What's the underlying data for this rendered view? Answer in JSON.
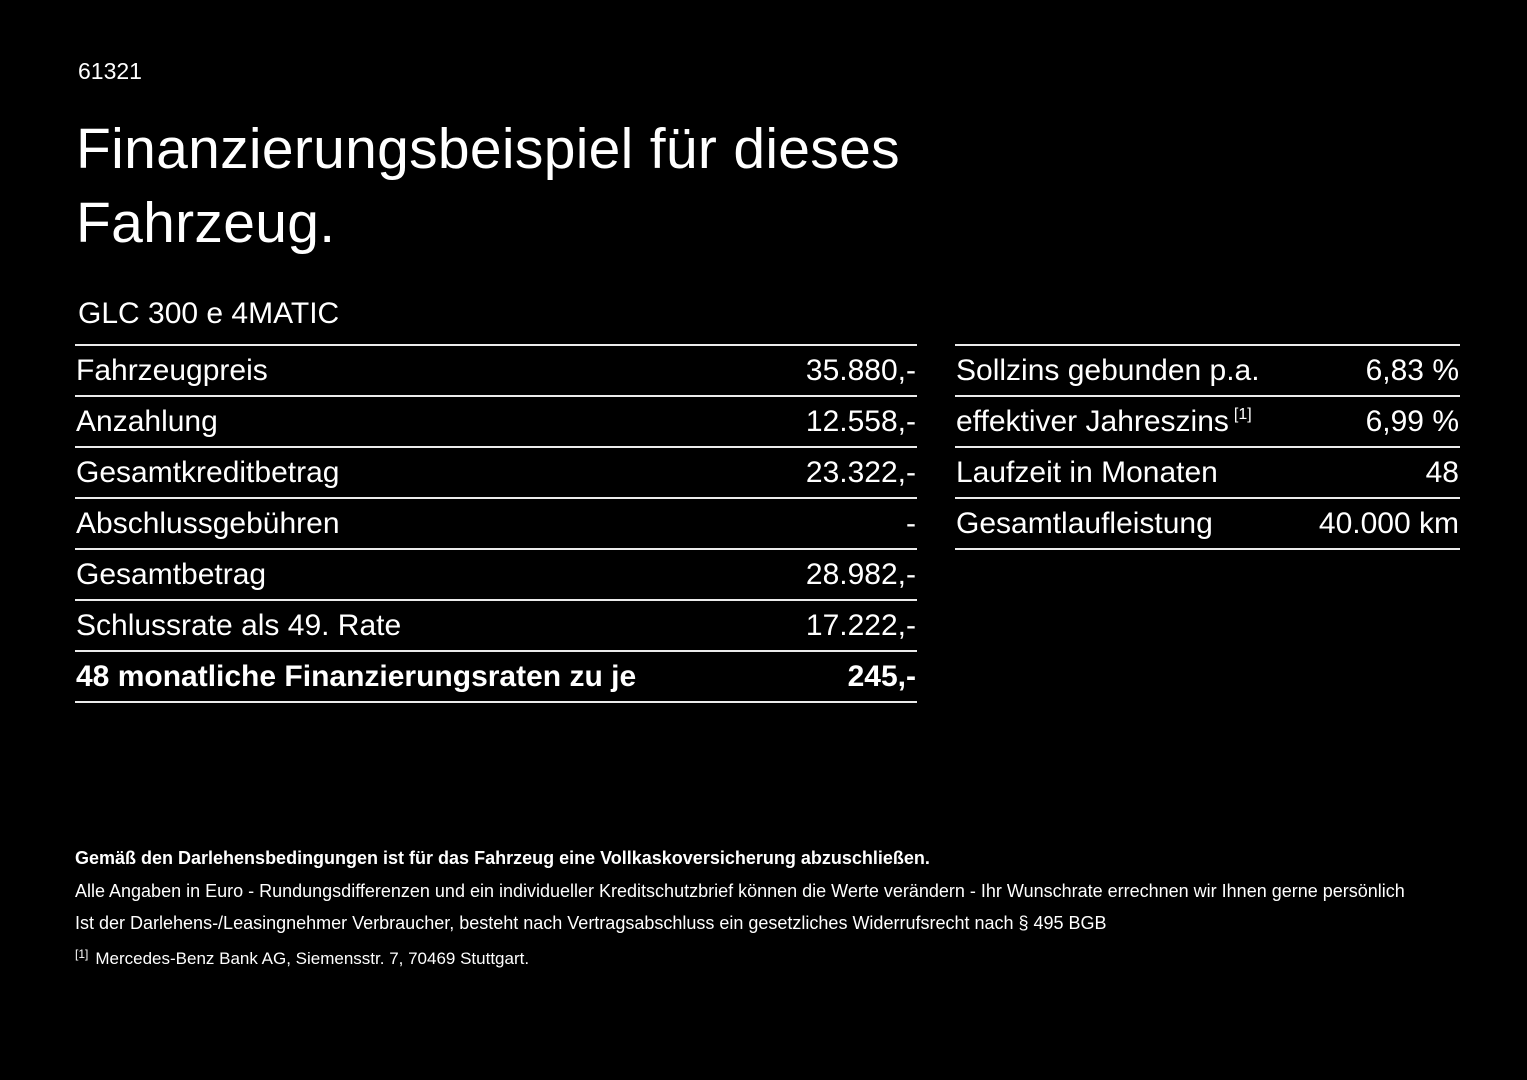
{
  "doc": {
    "number": "61321",
    "title": "Finanzierungsbeispiel für dieses\nFahrzeug.",
    "vehicle": "GLC 300 e 4MATIC"
  },
  "left_table": {
    "rows": [
      {
        "label": "Fahrzeugpreis",
        "value": "35.880,-"
      },
      {
        "label": "Anzahlung",
        "value": "12.558,-"
      },
      {
        "label": "Gesamtkreditbetrag",
        "value": "23.322,-"
      },
      {
        "label": "Abschlussgebühren",
        "value": "-"
      },
      {
        "label": "Gesamtbetrag",
        "value": "28.982,-"
      },
      {
        "label": "Schlussrate als 49. Rate",
        "value": "17.222,-"
      },
      {
        "label": "48 monatliche Finanzierungsraten zu je",
        "value": "245,-"
      }
    ]
  },
  "right_table": {
    "rows": [
      {
        "label": "Sollzins gebunden p.a.",
        "sup": "",
        "value": "6,83 %"
      },
      {
        "label": "effektiver Jahreszins",
        "sup": "[1]",
        "value": "6,99 %"
      },
      {
        "label": "Laufzeit in Monaten",
        "sup": "",
        "value": "48"
      },
      {
        "label": "Gesamtlaufleistung",
        "sup": "",
        "value": "40.000 km"
      }
    ]
  },
  "footer": {
    "bold_note": "Gemäß den Darlehensbedingungen ist für das Fahrzeug eine Vollkaskoversicherung abzuschließen.",
    "note1": "Alle Angaben in Euro - Rundungsdifferenzen und ein individueller Kreditschutzbrief können die Werte verändern - Ihr Wunschrate errechnen wir Ihnen gerne persönlich",
    "note2": "Ist der Darlehens-/Leasingnehmer Verbraucher, besteht nach Vertragsabschluss ein gesetzliches Widerrufsrecht nach § 495 BGB",
    "footnote_marker": "[1]",
    "footnote": "Mercedes-Benz Bank AG, Siemensstr. 7, 70469 Stuttgart."
  },
  "colors": {
    "background": "#000000",
    "text": "#ffffff",
    "line": "#ebebeb"
  }
}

*Directive*. Write the records out again in full, exactly, and skip every picture.

*Expected answer*.
What's the underlying data for this rendered view? Answer in JSON.
{
  "doc": {
    "number": "61321",
    "title": "Finanzierungsbeispiel für dieses\nFahrzeug.",
    "vehicle": "GLC 300 e 4MATIC"
  },
  "left_table": {
    "rows": [
      {
        "label": "Fahrzeugpreis",
        "value": "35.880,-"
      },
      {
        "label": "Anzahlung",
        "value": "12.558,-"
      },
      {
        "label": "Gesamtkreditbetrag",
        "value": "23.322,-"
      },
      {
        "label": "Abschlussgebühren",
        "value": "-"
      },
      {
        "label": "Gesamtbetrag",
        "value": "28.982,-"
      },
      {
        "label": "Schlussrate als 49. Rate",
        "value": "17.222,-"
      },
      {
        "label": "48 monatliche Finanzierungsraten zu je",
        "value": "245,-"
      }
    ]
  },
  "right_table": {
    "rows": [
      {
        "label": "Sollzins gebunden p.a.",
        "sup": "",
        "value": "6,83 %"
      },
      {
        "label": "effektiver Jahreszins",
        "sup": "[1]",
        "value": "6,99 %"
      },
      {
        "label": "Laufzeit in Monaten",
        "sup": "",
        "value": "48"
      },
      {
        "label": "Gesamtlaufleistung",
        "sup": "",
        "value": "40.000 km"
      }
    ]
  },
  "footer": {
    "bold_note": "Gemäß den Darlehensbedingungen ist für das Fahrzeug eine Vollkaskoversicherung abzuschließen.",
    "note1": "Alle Angaben in Euro - Rundungsdifferenzen und ein individueller Kreditschutzbrief können die Werte verändern - Ihr Wunschrate errechnen wir Ihnen gerne persönlich",
    "note2": "Ist der Darlehens-/Leasingnehmer Verbraucher, besteht nach Vertragsabschluss ein gesetzliches Widerrufsrecht nach § 495 BGB",
    "footnote_marker": "[1]",
    "footnote": "Mercedes-Benz Bank AG, Siemensstr. 7, 70469 Stuttgart."
  },
  "colors": {
    "background": "#000000",
    "text": "#ffffff",
    "line": "#ebebeb"
  }
}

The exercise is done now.